### OBJECTIVE
In the entries below, identify every line with the string "Population" and copy it.
----- INFORMATION SUPPLIED -----
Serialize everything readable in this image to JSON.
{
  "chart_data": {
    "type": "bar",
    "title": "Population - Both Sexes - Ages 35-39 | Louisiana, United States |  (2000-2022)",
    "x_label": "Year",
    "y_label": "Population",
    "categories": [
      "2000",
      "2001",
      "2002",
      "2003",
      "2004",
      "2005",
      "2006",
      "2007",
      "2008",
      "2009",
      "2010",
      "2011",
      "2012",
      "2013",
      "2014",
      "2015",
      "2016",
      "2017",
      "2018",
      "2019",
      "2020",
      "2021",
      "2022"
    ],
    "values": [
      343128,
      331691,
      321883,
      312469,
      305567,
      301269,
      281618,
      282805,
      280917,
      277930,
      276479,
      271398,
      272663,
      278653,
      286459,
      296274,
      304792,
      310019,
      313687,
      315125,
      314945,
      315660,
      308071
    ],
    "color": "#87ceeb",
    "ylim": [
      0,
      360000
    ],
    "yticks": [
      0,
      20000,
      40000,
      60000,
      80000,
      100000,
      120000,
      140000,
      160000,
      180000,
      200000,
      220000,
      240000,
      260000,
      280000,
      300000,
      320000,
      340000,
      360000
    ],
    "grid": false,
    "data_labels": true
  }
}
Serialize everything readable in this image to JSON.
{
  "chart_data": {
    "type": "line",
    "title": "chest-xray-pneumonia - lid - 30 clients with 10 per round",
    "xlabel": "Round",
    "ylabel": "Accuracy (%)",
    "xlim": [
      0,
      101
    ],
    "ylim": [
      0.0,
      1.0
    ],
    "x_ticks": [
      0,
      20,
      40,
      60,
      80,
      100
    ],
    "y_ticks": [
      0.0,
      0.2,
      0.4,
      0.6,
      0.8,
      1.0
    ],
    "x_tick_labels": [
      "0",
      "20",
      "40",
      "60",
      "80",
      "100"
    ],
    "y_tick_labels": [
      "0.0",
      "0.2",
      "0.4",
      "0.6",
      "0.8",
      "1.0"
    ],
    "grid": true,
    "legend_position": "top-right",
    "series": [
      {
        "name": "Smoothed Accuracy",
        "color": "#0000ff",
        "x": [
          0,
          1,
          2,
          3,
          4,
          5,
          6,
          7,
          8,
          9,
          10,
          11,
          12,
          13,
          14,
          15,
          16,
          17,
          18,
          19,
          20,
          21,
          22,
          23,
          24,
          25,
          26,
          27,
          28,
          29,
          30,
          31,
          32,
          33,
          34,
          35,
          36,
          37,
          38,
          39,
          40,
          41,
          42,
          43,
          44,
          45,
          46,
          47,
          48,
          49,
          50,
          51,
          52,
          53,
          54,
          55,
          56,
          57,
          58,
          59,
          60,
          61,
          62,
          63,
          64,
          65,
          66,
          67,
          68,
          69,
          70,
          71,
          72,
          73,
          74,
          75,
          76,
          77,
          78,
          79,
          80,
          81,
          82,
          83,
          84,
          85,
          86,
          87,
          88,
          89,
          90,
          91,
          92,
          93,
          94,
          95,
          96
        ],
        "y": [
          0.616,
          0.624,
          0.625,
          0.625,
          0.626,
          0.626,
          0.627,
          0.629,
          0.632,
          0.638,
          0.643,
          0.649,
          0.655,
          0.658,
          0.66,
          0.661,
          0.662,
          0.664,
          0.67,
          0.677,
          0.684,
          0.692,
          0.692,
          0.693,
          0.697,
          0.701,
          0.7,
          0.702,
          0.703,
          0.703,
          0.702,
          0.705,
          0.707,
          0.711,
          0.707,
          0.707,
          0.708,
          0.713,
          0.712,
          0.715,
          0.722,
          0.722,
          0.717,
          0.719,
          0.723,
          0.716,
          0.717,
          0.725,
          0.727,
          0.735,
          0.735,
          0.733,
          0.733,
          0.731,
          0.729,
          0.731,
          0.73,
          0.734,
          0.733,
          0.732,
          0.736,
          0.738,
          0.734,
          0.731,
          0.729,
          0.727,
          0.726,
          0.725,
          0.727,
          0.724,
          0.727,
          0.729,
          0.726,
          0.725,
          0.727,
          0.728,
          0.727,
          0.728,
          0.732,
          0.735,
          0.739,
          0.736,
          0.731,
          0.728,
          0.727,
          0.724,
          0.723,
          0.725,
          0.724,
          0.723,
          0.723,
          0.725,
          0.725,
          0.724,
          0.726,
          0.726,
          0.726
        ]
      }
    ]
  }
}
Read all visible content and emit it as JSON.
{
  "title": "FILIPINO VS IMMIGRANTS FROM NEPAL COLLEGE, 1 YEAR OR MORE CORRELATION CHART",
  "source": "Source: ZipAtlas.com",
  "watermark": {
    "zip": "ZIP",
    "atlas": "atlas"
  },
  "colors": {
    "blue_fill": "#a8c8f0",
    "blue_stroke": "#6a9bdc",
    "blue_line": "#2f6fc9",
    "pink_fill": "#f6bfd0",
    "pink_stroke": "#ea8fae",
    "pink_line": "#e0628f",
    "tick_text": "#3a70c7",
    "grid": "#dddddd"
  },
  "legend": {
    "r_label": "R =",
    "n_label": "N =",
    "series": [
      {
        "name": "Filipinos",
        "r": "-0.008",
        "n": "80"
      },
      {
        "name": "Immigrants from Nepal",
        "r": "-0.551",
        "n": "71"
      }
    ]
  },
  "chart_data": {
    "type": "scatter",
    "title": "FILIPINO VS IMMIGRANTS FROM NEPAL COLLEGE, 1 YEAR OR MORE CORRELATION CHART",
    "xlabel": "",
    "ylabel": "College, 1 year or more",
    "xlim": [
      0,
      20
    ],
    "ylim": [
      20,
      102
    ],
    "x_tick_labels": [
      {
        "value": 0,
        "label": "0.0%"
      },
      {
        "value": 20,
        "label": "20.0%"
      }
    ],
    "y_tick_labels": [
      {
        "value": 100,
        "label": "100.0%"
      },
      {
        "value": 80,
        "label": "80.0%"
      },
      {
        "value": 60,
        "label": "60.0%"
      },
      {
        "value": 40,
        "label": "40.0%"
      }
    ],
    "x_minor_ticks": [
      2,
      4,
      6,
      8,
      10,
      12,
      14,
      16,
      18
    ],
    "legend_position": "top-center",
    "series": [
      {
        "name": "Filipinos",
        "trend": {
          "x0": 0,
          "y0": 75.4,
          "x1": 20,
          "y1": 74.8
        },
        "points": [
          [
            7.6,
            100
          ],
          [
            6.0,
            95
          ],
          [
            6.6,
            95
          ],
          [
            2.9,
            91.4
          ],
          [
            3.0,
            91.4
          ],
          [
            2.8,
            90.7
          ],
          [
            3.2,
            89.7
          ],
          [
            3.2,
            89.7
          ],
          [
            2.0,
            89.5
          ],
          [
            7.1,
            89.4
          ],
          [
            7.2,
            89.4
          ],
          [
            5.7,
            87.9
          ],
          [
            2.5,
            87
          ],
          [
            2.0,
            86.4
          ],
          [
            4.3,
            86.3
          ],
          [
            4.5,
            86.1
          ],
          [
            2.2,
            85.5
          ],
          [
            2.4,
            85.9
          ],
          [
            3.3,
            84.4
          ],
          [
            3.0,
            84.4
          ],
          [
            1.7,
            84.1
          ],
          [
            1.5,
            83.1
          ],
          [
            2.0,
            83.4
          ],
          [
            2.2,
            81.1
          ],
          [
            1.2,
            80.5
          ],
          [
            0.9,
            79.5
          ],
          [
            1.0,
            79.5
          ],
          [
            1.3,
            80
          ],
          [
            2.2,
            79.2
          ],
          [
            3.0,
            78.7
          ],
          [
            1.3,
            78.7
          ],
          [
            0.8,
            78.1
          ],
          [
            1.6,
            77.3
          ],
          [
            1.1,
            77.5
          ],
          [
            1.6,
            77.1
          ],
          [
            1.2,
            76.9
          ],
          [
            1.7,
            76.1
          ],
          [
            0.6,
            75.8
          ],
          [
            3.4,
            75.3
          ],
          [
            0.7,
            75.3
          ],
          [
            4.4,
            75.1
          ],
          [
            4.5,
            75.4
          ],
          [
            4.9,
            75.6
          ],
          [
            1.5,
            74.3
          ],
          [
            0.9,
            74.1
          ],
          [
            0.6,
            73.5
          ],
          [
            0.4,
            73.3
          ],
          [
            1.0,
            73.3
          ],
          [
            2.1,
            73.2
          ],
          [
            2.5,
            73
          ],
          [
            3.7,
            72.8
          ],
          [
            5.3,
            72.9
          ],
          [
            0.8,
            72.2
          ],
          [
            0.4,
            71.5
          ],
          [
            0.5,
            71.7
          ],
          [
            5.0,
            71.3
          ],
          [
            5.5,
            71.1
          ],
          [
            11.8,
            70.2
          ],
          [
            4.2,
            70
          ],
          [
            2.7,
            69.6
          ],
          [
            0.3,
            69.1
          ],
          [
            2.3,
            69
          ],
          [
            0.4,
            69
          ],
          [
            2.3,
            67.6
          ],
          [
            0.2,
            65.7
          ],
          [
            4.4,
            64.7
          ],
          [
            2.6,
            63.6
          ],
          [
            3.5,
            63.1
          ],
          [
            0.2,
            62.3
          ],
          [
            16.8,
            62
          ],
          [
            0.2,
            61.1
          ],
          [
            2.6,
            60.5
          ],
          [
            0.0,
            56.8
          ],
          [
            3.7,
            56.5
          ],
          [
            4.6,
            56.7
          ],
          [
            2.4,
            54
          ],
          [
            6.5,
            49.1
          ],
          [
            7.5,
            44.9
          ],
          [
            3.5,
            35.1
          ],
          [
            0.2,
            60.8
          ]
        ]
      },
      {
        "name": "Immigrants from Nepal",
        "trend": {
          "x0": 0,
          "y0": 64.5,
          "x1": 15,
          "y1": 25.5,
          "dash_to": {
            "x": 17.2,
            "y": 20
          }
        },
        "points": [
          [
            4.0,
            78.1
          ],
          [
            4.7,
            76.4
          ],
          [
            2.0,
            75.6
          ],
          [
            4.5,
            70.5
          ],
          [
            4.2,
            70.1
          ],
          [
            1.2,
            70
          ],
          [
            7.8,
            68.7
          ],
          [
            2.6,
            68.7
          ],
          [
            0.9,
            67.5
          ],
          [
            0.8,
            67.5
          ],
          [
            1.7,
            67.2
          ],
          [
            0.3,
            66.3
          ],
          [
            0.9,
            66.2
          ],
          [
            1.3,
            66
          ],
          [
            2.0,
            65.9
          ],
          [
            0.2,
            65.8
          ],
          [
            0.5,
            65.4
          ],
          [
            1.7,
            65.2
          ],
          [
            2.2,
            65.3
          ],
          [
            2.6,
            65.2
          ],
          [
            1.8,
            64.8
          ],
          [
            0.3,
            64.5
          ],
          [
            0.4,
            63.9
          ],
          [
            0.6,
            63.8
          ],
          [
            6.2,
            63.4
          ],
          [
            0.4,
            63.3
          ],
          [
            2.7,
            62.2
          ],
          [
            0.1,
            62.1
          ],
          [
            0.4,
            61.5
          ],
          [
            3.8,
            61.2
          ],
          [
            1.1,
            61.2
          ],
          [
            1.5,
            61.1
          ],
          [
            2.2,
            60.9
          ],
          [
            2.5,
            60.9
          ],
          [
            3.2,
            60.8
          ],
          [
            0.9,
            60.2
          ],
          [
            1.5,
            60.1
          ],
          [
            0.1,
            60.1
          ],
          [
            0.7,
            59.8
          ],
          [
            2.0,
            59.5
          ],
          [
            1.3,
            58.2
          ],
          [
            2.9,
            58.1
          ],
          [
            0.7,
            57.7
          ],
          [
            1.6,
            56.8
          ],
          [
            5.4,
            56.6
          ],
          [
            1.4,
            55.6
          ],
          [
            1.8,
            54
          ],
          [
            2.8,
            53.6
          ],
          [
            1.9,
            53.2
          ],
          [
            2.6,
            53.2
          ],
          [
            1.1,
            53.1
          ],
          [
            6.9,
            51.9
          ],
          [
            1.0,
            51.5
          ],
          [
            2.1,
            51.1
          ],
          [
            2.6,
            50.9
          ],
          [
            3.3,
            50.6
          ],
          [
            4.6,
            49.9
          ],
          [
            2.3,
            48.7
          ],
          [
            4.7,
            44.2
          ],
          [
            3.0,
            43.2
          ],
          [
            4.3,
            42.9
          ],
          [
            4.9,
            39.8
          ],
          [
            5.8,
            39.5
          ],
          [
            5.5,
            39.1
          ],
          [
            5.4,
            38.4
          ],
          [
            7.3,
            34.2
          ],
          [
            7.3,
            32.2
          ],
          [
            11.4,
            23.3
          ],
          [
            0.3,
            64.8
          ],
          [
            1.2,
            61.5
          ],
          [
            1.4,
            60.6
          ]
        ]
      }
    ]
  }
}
-----
### SOLUTION TO THIS EXERCISE
    "title": "Population - Both Sexes - Ages 35-39 | Louisiana, United States |  (2000-2022)",
    "y_label": "Population",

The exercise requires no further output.